### TASK
Look through the data below and return each line where "name" appears.

>>>>

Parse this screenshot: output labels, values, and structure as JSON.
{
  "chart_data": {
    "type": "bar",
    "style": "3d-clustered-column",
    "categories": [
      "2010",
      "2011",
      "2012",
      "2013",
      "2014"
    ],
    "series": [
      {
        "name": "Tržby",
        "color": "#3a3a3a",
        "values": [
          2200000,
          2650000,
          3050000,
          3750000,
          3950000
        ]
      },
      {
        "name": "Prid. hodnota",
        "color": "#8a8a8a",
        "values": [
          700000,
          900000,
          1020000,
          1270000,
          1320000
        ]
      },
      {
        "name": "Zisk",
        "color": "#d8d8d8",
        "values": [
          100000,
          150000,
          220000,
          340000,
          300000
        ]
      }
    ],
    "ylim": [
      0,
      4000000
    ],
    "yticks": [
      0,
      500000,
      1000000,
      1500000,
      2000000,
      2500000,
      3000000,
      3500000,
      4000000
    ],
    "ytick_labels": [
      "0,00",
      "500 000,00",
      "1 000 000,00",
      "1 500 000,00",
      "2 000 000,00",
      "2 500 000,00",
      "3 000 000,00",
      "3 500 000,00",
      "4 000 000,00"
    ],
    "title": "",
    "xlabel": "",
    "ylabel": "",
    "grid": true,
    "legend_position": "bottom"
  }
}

<<<<

### THE ANSWER
        "name": "Tržby",
        "name": "Prid. hodnota",
        "name": "Zisk",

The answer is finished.